● **EXERCISE OBJECTIVE**
Write out all of the data without omission, exactly as shown.

● **Collected data entries**
►

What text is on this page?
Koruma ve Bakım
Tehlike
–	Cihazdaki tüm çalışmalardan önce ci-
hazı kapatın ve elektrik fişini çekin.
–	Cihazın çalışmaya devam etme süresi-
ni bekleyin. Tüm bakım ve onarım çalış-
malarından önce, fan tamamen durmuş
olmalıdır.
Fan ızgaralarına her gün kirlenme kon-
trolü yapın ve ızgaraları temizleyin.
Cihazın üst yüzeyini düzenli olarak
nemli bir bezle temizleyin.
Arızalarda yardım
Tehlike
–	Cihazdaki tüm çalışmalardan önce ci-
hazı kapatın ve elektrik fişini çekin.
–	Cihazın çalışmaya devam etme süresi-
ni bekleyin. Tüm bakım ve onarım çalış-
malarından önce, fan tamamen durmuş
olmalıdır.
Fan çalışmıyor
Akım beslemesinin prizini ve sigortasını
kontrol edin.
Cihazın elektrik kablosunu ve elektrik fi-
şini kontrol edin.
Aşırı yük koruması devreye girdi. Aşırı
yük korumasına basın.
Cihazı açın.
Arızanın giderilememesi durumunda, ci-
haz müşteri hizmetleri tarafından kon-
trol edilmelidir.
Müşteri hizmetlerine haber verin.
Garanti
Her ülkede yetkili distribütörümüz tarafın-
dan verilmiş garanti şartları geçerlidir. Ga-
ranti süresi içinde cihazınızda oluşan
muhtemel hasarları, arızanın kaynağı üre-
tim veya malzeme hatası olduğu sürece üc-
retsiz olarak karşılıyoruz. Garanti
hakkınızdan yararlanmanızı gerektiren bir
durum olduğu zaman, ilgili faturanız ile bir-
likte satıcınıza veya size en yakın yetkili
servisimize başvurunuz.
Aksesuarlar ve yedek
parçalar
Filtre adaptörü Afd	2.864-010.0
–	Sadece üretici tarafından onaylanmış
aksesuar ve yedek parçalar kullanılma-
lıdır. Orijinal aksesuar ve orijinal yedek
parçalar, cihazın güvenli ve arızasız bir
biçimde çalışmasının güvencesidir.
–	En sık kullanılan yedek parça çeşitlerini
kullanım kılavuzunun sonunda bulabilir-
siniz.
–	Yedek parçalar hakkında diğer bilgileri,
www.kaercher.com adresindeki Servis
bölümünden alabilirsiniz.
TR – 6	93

◄

● **TASK OUTPUT**
What text is on this page?
Koruma ve Bakım
Tehlike
–	Cihazdaki tüm çalışmalardan önce ci-
hazı kapatın ve elektrik fişini çekin.
–	Cihazın çalışmaya devam etme süresi-
ni bekleyin. Tüm bakım ve onarım çalış-
malarından önce, fan tamamen durmuş
olmalıdır.
Fan ızgaralarına her gün kirlenme kon-
trolü yapın ve ızgaraları temizleyin.
Cihazın üst yüzeyini düzenli olarak
nemli bir bezle temizleyin.
Arızalarda yardım
Tehlike
–	Cihazdaki tüm çalışmalardan önce ci-
hazı kapatın ve elektrik fişini çekin.
–	Cihazın çalışmaya devam etme süresi-
ni bekleyin. Tüm bakım ve onarım çalış-
malarından önce, fan tamamen durmuş
olmalıdır.
Fan çalışmıyor
Akım beslemesinin prizini ve sigortasını
kontrol edin.
Cihazın elektrik kablosunu ve elektrik fi-
şini kontrol edin.
Aşırı yük koruması devreye girdi. Aşırı
yük korumasına basın.
Cihazı açın.
Arızanın giderilememesi durumunda, ci-
haz müşteri hizmetleri tarafından kon-
trol edilmelidir.
Müşteri hizmetlerine haber verin.
Garanti
Her ülkede yetkili distribütörümüz tarafın-
dan verilmiş garanti şartları geçerlidir. Ga-
ranti süresi içinde cihazınızda oluşan
muhtemel hasarları, arızanın kaynağı üre-
tim veya malzeme hatası olduğu sürece üc-
retsiz olarak karşılıyoruz. Garanti
hakkınızdan yararlanmanızı gerektiren bir
durum olduğu zaman, ilgili faturanız ile bir-
likte satıcınıza veya size en yakın yetkili
servisimize başvurunuz.
Aksesuarlar ve yedek
parçalar
Filtre adaptörü Afd	2.864-010.0
–	Sadece üretici tarafından onaylanmış
aksesuar ve yedek parçalar kullanılma-
lıdır. Orijinal aksesuar ve orijinal yedek
parçalar, cihazın güvenli ve arızasız bir
biçimde çalışmasının güvencesidir.
–	En sık kullanılan yedek parça çeşitlerini
kullanım kılavuzunun sonunda bulabilir-
siniz.
–	Yedek parçalar hakkında diğer bilgileri,
www.kaercher.com adresindeki Servis
bölümünden alabilirsiniz.
TR – 6	93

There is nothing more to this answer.